In the records that follow, show each line where the word "https" is present.

══ Supplied information

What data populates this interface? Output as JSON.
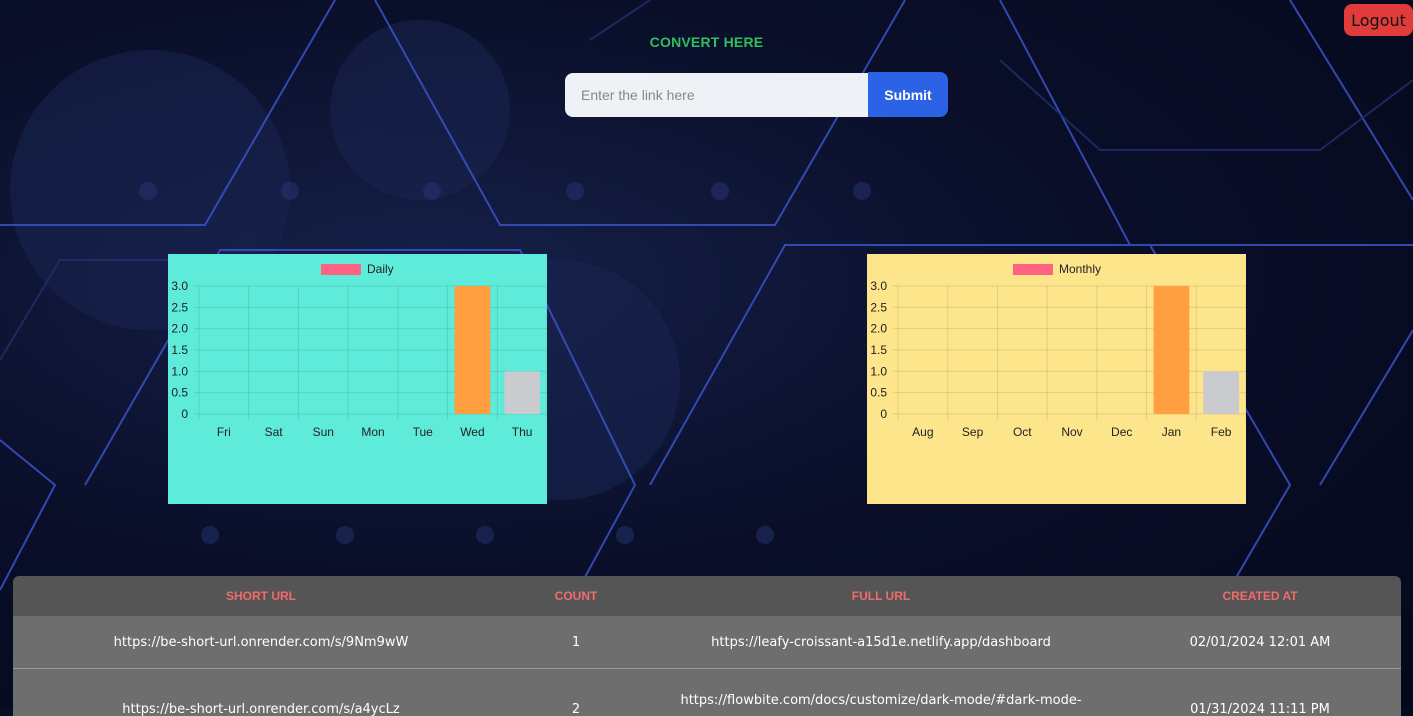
{
  "header": {
    "logout_label": "Logout"
  },
  "converter": {
    "title": "CONVERT HERE",
    "input_placeholder": "Enter the link here",
    "input_value": "",
    "submit_label": "Submit"
  },
  "colors": {
    "daily_bg": "#5EEBD9",
    "monthly_bg": "#FDE58B",
    "legend_swatch": "#FF6384",
    "bar_orange": "#FF9F40",
    "bar_grey": "#C9CBCF",
    "accent_blue": "#2C63E6",
    "logout_red": "#E23B3B",
    "title_green": "#2FBF5F",
    "table_header_text": "#F26B6B"
  },
  "chart_data": [
    {
      "type": "bar",
      "legend": "Daily",
      "categories": [
        "Fri",
        "Sat",
        "Sun",
        "Mon",
        "Tue",
        "Wed",
        "Thu"
      ],
      "values": [
        0,
        0,
        0,
        0,
        0,
        3,
        1
      ],
      "ylim": [
        0,
        3
      ],
      "yticks": [
        "0",
        "0.5",
        "1.0",
        "1.5",
        "2.0",
        "2.5",
        "3.0"
      ],
      "grid": true,
      "legend_position": "top"
    },
    {
      "type": "bar",
      "legend": "Monthly",
      "categories": [
        "Aug",
        "Sep",
        "Oct",
        "Nov",
        "Dec",
        "Jan",
        "Feb"
      ],
      "values": [
        0,
        0,
        0,
        0,
        0,
        3,
        1
      ],
      "ylim": [
        0,
        3
      ],
      "yticks": [
        "0",
        "0.5",
        "1.0",
        "1.5",
        "2.0",
        "2.5",
        "3.0"
      ],
      "grid": true,
      "legend_position": "top"
    }
  ],
  "table": {
    "headers": [
      "SHORT URL",
      "COUNT",
      "FULL URL",
      "CREATED AT"
    ],
    "rows": [
      {
        "short_url": "https://be-short-url.onrender.com/s/9Nm9wW",
        "count": "1",
        "full_url": "https://leafy-croissant-a15d1e.netlify.app/dashboard",
        "created_at": "02/01/2024 12:01 AM"
      },
      {
        "short_url": "https://be-short-url.onrender.com/s/a4ycLz",
        "count": "2",
        "full_url": "https://flowbite.com/docs/customize/dark-mode/#dark-mode-",
        "created_at": "01/31/2024 11:11 PM"
      }
    ]
  }
}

════

Reply:
        "short_url": "https://be-short-url.onrender.com/s/9Nm9wW",
        "full_url": "https://leafy-croissant-a15d1e.netlify.app/dashboard",
        "short_url": "https://be-short-url.onrender.com/s/a4ycLz",
        "full_url": "https://flowbite.com/docs/customize/dark-mode/#dark-mode-",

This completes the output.